Directions> Output every entry exactly as given.

Data>

• • •

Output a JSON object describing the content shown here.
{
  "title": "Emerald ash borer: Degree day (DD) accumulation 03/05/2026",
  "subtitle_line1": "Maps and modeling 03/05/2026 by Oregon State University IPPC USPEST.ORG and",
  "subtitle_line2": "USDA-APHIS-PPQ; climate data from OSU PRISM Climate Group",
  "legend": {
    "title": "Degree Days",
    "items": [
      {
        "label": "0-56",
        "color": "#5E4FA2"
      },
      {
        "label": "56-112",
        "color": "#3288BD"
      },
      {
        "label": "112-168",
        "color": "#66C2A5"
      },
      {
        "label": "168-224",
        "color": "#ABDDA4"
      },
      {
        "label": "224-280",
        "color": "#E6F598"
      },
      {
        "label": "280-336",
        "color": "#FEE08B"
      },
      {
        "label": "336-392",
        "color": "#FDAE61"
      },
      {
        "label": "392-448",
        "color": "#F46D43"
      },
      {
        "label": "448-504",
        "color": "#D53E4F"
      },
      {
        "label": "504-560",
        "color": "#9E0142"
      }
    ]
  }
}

• • •

Output>
Output a JSON object describing the content shown here.
{
  "title": "Emerald ash borer: Degree day (DD) accumulation 03/05/2026",
  "subtitle_line1": "Maps and modeling 03/05/2026 by Oregon State University IPPC USPEST.ORG and",
  "subtitle_line2": "USDA-APHIS-PPQ; climate data from OSU PRISM Climate Group",
  "legend": {
    "title": "Degree Days",
    "items": [
      {
        "label": "0-56",
        "color": "#5E4FA2"
      },
      {
        "label": "56-112",
        "color": "#3288BD"
      },
      {
        "label": "112-168",
        "color": "#66C2A5"
      },
      {
        "label": "168-224",
        "color": "#ABDDA4"
      },
      {
        "label": "224-280",
        "color": "#E6F598"
      },
      {
        "label": "280-336",
        "color": "#FEE08B"
      },
      {
        "label": "336-392",
        "color": "#FDAE61"
      },
      {
        "label": "392-448",
        "color": "#F46D43"
      },
      {
        "label": "448-504",
        "color": "#D53E4F"
      },
      {
        "label": "504-560",
        "color": "#9E0142"
      }
    ]
  }
}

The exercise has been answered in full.